* Exercise instructions *
Output the data that follows exactly, line for line.

☆ ☆ ☆ ☆ ☆

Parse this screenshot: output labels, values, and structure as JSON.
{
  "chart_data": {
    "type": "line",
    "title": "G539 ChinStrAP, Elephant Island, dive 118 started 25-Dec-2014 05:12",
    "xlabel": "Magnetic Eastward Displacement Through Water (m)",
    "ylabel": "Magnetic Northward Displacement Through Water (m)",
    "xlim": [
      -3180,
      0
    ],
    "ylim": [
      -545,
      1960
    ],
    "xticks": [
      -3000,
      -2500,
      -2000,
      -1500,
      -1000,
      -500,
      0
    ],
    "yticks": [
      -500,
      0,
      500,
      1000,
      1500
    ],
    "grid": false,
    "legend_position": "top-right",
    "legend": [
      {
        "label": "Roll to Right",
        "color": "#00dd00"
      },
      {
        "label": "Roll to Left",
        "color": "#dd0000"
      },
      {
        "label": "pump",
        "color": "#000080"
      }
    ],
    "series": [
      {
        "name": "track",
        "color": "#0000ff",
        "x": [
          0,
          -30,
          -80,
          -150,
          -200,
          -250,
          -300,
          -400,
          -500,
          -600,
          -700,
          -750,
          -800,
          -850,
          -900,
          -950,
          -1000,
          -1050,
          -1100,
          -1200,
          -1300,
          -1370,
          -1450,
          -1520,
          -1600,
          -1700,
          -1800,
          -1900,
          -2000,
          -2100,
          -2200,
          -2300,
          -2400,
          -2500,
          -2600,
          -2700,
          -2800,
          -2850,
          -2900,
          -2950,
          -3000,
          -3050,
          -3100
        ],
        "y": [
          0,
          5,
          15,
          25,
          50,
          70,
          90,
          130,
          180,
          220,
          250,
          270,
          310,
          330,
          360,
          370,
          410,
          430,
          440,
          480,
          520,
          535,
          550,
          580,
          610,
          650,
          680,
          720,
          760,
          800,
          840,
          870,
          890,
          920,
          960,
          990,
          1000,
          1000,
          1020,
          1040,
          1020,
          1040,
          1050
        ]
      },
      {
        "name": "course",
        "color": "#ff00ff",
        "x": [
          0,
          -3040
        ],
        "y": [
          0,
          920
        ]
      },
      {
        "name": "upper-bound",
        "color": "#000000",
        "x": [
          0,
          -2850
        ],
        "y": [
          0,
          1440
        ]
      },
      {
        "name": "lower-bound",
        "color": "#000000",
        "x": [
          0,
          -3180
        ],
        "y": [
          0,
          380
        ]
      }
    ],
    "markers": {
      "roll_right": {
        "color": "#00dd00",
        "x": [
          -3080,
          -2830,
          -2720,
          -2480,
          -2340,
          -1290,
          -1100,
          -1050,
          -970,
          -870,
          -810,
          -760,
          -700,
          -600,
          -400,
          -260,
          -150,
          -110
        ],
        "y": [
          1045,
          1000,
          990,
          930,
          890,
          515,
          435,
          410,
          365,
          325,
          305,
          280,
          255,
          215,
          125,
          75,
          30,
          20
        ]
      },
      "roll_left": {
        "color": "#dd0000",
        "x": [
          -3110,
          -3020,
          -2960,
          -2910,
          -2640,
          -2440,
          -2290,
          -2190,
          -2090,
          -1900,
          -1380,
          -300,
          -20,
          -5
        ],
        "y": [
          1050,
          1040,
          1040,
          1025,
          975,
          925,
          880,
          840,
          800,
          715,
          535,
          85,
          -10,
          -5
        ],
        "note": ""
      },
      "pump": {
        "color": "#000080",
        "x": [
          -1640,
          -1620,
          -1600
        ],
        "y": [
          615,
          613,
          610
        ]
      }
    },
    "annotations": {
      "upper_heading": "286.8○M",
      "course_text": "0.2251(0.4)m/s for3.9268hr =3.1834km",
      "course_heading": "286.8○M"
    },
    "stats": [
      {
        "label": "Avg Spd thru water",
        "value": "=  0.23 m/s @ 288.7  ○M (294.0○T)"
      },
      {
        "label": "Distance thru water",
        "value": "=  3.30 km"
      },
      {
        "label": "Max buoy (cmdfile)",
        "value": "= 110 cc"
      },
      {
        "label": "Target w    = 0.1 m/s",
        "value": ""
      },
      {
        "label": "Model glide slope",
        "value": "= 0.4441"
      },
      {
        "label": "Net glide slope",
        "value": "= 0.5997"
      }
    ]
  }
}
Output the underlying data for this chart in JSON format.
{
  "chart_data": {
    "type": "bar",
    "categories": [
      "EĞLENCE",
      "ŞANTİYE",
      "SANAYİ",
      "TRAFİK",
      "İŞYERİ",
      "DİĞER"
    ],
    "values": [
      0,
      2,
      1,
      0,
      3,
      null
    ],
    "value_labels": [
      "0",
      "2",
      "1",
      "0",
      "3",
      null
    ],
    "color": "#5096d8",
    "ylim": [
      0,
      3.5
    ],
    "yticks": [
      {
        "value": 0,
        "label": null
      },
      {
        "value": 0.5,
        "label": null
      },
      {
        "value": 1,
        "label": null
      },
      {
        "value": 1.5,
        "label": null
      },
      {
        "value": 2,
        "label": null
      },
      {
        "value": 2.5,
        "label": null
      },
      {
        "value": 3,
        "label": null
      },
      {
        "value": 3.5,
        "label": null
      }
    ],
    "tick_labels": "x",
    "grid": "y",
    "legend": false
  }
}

☆ ☆ ☆ ☆ ☆

* Answer *
Parse this screenshot: output labels, values, and structure as JSON.
{
  "chart_data": {
    "type": "line",
    "title": "G539 ChinStrAP, Elephant Island, dive 118 started 25-Dec-2014 05:12",
    "xlabel": "Magnetic Eastward Displacement Through Water (m)",
    "ylabel": "Magnetic Northward Displacement Through Water (m)",
    "xlim": [
      -3180,
      0
    ],
    "ylim": [
      -545,
      1960
    ],
    "xticks": [
      -3000,
      -2500,
      -2000,
      -1500,
      -1000,
      -500,
      0
    ],
    "yticks": [
      -500,
      0,
      500,
      1000,
      1500
    ],
    "grid": false,
    "legend_position": "top-right",
    "legend": [
      {
        "label": "Roll to Right",
        "color": "#00dd00"
      },
      {
        "label": "Roll to Left",
        "color": "#dd0000"
      },
      {
        "label": "pump",
        "color": "#000080"
      }
    ],
    "series": [
      {
        "name": "track",
        "color": "#0000ff",
        "x": [
          0,
          -30,
          -80,
          -150,
          -200,
          -250,
          -300,
          -400,
          -500,
          -600,
          -700,
          -750,
          -800,
          -850,
          -900,
          -950,
          -1000,
          -1050,
          -1100,
          -1200,
          -1300,
          -1370,
          -1450,
          -1520,
          -1600,
          -1700,
          -1800,
          -1900,
          -2000,
          -2100,
          -2200,
          -2300,
          -2400,
          -2500,
          -2600,
          -2700,
          -2800,
          -2850,
          -2900,
          -2950,
          -3000,
          -3050,
          -3100
        ],
        "y": [
          0,
          5,
          15,
          25,
          50,
          70,
          90,
          130,
          180,
          220,
          250,
          270,
          310,
          330,
          360,
          370,
          410,
          430,
          440,
          480,
          520,
          535,
          550,
          580,
          610,
          650,
          680,
          720,
          760,
          800,
          840,
          870,
          890,
          920,
          960,
          990,
          1000,
          1000,
          1020,
          1040,
          1020,
          1040,
          1050
        ]
      },
      {
        "name": "course",
        "color": "#ff00ff",
        "x": [
          0,
          -3040
        ],
        "y": [
          0,
          920
        ]
      },
      {
        "name": "upper-bound",
        "color": "#000000",
        "x": [
          0,
          -2850
        ],
        "y": [
          0,
          1440
        ]
      },
      {
        "name": "lower-bound",
        "color": "#000000",
        "x": [
          0,
          -3180
        ],
        "y": [
          0,
          380
        ]
      }
    ],
    "markers": {
      "roll_right": {
        "color": "#00dd00",
        "x": [
          -3080,
          -2830,
          -2720,
          -2480,
          -2340,
          -1290,
          -1100,
          -1050,
          -970,
          -870,
          -810,
          -760,
          -700,
          -600,
          -400,
          -260,
          -150,
          -110
        ],
        "y": [
          1045,
          1000,
          990,
          930,
          890,
          515,
          435,
          410,
          365,
          325,
          305,
          280,
          255,
          215,
          125,
          75,
          30,
          20
        ]
      },
      "roll_left": {
        "color": "#dd0000",
        "x": [
          -3110,
          -3020,
          -2960,
          -2910,
          -2640,
          -2440,
          -2290,
          -2190,
          -2090,
          -1900,
          -1380,
          -300,
          -20,
          -5
        ],
        "y": [
          1050,
          1040,
          1040,
          1025,
          975,
          925,
          880,
          840,
          800,
          715,
          535,
          85,
          -10,
          -5
        ],
        "note": ""
      },
      "pump": {
        "color": "#000080",
        "x": [
          -1640,
          -1620,
          -1600
        ],
        "y": [
          615,
          613,
          610
        ]
      }
    },
    "annotations": {
      "upper_heading": "286.8○M",
      "course_text": "0.2251(0.4)m/s for3.9268hr =3.1834km",
      "course_heading": "286.8○M"
    },
    "stats": [
      {
        "label": "Avg Spd thru water",
        "value": "=  0.23 m/s @ 288.7  ○M (294.0○T)"
      },
      {
        "label": "Distance thru water",
        "value": "=  3.30 km"
      },
      {
        "label": "Max buoy (cmdfile)",
        "value": "= 110 cc"
      },
      {
        "label": "Target w    = 0.1 m/s",
        "value": ""
      },
      {
        "label": "Model glide slope",
        "value": "= 0.4441"
      },
      {
        "label": "Net glide slope",
        "value": "= 0.5997"
      }
    ]
  }
}
Output the underlying data for this chart in JSON format.
{
  "chart_data": {
    "type": "bar",
    "categories": [
      "EĞLENCE",
      "ŞANTİYE",
      "SANAYİ",
      "TRAFİK",
      "İŞYERİ",
      "DİĞER"
    ],
    "values": [
      0,
      2,
      1,
      0,
      3,
      null
    ],
    "value_labels": [
      "0",
      "2",
      "1",
      "0",
      "3",
      null
    ],
    "color": "#5096d8",
    "ylim": [
      0,
      3.5
    ],
    "yticks": [
      {
        "value": 0,
        "label": null
      },
      {
        "value": 0.5,
        "label": null
      },
      {
        "value": 1,
        "label": null
      },
      {
        "value": 1.5,
        "label": null
      },
      {
        "value": 2,
        "label": null
      },
      {
        "value": 2.5,
        "label": null
      },
      {
        "value": 3,
        "label": null
      },
      {
        "value": 3.5,
        "label": null
      }
    ],
    "tick_labels": "x",
    "grid": "y",
    "legend": false
  }
}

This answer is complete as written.